-- START OF Dataset --
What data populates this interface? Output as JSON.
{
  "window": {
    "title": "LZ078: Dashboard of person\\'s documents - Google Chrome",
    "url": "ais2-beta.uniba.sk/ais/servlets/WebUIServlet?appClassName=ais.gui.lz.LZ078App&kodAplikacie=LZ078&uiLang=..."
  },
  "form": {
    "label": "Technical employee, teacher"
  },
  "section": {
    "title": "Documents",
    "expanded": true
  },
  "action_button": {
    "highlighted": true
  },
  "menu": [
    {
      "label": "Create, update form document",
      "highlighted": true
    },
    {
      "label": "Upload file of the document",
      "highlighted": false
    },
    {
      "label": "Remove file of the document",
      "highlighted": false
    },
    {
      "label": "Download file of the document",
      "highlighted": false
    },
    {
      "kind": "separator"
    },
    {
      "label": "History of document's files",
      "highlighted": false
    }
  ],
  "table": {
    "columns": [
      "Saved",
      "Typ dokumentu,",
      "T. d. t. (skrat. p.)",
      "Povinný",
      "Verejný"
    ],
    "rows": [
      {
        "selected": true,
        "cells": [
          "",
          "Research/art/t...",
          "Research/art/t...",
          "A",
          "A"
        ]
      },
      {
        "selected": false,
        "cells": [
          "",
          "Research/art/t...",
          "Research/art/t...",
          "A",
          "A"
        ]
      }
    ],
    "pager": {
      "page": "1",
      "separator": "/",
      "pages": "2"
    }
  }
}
-- END OF Dataset --
Identify each line in the entries with the word "title" and copy it.

◆ Reply
    "title": "LZ078: Dashboard of person\\'s documents - Google Chrome",
    "title": "Documents",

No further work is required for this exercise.